## EXTRAIT DU TEXTE
☆ ☆ ☆ ☆ ☆ ☆ ☆

Garry Conille ou l’autre visage de la gestion du vide en Haïti
Nous sommes en Haïti, ce pays étranglé dans un Port-au-Prince enclavé. Et, à la manette, des experts pour creuser et gérer le vide. Des missions avec des missionnaires et soldats pour sécuriser l’insécurité, stabiliser l’instabilité. C’est un pays cassé avec des blessures de plus en plus béantes. Pour protéger ces mensonges d’État, les politiciens corrompus et l’international communautaire y jettent de la devise par millions. […] Jovenel Moise, Ariel Henry et maintenant Garry Conille, le recrutement de spécialistes en gestion du vide continue.
Ici, la gestion du vide, dans son expression la plus simple, traduit les mécanismes mis en place pour gérer le chaos qu’on a mis du temps à organiser en Haïti. Puisqu’il faut maintenir le pays dans la crise, il leur faut un narratif. Une manière de nommer les choses et une finesse dans les actions pour simuler et dissimuler leurs intentions. La stratégie, c’est la non-décision. La politique de la non-décision se manifeste à travers des formules comme : décider de ne pas décider ; dire sans faire ; faire l’amnésique ; tergiverser ; donner l’impression de faire quelque chose alors qu’on ne fait rien. Mensonges. Demi-vérités. Illusions. Propagande. Langue de bois. Novlangue. C’est ici tout l’arsenal d’un gouvernement qui n’est pas dans l’action.

☆ ☆ ☆ ☆ ☆ ☆ ☆

[Entrées d'éléments annotées]
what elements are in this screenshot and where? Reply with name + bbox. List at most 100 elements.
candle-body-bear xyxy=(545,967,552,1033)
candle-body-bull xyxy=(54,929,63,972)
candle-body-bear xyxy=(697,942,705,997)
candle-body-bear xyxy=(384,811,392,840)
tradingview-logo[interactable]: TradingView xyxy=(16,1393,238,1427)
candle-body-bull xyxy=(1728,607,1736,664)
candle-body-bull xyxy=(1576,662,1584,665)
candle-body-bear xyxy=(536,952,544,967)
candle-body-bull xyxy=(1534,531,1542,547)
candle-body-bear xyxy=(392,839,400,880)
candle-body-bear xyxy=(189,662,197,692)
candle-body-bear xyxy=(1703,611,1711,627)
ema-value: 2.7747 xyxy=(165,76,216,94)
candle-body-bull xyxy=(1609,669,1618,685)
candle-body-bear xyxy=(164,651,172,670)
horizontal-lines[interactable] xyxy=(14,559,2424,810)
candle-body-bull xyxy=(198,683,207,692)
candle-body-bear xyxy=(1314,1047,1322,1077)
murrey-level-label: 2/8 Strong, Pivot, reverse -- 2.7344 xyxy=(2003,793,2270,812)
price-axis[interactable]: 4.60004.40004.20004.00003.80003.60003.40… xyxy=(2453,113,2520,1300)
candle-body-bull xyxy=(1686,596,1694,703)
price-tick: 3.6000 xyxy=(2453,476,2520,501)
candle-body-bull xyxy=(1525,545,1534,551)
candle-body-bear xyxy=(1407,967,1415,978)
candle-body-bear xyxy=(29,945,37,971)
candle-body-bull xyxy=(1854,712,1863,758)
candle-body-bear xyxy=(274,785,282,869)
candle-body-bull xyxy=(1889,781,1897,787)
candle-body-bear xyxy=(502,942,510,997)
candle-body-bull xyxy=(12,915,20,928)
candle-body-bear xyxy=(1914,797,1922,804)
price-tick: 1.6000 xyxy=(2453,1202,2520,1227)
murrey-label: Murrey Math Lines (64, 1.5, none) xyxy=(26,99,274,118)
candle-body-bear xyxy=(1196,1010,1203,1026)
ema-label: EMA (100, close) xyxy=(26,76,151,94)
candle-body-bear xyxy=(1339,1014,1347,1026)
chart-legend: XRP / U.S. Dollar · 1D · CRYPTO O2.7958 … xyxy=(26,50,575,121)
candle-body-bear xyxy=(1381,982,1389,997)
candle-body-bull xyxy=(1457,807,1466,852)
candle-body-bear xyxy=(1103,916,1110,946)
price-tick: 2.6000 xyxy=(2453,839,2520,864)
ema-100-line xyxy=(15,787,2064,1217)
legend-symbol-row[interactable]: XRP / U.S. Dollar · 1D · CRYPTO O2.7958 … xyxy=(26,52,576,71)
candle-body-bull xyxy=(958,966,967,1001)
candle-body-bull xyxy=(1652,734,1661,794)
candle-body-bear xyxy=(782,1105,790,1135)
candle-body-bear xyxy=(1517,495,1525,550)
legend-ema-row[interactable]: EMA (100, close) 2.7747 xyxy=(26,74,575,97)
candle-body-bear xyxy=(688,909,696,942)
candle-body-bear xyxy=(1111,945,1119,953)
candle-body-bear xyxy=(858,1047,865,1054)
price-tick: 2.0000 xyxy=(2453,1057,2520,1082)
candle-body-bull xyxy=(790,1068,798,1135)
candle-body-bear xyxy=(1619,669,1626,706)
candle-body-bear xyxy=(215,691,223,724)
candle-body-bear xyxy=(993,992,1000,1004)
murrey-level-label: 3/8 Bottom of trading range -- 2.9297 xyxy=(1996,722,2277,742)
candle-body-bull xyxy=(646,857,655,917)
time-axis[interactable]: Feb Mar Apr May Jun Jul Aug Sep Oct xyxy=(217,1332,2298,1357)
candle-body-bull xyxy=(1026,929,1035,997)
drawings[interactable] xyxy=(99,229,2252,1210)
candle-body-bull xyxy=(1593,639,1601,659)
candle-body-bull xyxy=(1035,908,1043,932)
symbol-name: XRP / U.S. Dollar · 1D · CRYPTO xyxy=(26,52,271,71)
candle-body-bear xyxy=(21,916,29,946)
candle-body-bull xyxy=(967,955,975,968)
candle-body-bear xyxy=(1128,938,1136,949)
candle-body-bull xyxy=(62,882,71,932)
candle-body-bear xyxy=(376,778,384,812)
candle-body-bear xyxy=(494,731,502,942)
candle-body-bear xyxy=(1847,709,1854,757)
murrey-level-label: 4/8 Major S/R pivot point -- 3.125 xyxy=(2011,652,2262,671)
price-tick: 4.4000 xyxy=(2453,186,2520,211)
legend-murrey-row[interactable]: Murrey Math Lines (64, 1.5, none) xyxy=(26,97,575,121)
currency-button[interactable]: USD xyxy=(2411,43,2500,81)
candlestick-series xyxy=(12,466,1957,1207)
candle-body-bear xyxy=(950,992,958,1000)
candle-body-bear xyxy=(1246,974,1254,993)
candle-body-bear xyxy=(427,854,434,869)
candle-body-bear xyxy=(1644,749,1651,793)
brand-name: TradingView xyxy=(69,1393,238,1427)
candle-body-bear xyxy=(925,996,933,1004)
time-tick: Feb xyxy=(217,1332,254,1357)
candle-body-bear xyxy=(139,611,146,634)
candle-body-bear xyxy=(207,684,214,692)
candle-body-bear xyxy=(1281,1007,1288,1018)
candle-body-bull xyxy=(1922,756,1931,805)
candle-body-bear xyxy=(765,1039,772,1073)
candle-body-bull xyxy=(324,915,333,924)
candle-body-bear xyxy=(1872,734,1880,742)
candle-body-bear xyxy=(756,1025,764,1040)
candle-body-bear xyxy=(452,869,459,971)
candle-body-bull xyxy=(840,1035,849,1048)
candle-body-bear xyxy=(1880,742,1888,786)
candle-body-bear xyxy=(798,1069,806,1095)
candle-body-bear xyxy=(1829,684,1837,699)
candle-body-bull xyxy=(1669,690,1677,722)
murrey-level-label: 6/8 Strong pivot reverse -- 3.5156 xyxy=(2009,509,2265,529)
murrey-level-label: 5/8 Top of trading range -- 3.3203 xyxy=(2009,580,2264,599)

☆ ☆ ☆ ☆ ☆ ☆ ☆

## TRAVAIL À FAIRE
a: Relevez toutes les formules par lesquelles, selon l'extrait sur la gestion du vide en Haïti, se manifeste la politique de la non-décision.
b: Modifiez les enregistrements depuis leur début jusqu'à la ligne contenant « candle-body-bull xyxy=(1686,596,1694,703) », incluse. Remplacez « candle-body-bear » par « bougie-baissière » sans rien changer d'autre.

## EXERCICE CORRIGÉ
a:
- décider de ne pas décider
- dire sans faire
- faire l'amnésique
- tergiverser
- donner l'impression de faire quelque chose alors qu'on ne fait rien

b:
what elements are in this screenshot and where? Reply with name + bbox. List at most 100 elements.
bougie-baissière xyxy=(545,967,552,1033)
candle-body-bull xyxy=(54,929,63,972)
bougie-baissière xyxy=(697,942,705,997)
bougie-baissière xyxy=(384,811,392,840)
tradingview-logo[interactable]: TradingView xyxy=(16,1393,238,1427)
candle-body-bull xyxy=(1728,607,1736,664)
candle-body-bull xyxy=(1576,662,1584,665)
bougie-baissière xyxy=(536,952,544,967)
candle-body-bull xyxy=(1534,531,1542,547)
bougie-baissière xyxy=(392,839,400,880)
bougie-baissière xyxy=(189,662,197,692)
bougie-baissière xyxy=(1703,611,1711,627)
ema-value: 2.7747 xyxy=(165,76,216,94)
candle-body-bull xyxy=(1609,669,1618,685)
bougie-baissière xyxy=(164,651,172,670)
horizontal-lines[interactable] xyxy=(14,559,2424,810)
candle-body-bull xyxy=(198,683,207,692)
bougie-baissière xyxy=(1314,1047,1322,1077)
murrey-level-label: 2/8 Strong, Pivot, reverse -- 2.7344 xyxy=(2003,793,2270,812)
price-axis[interactable]: 4.60004.40004.20004.00003.80003.60003.40… xyxy=(2453,113,2520,1300)
candle-body-bull xyxy=(1686,596,1694,703)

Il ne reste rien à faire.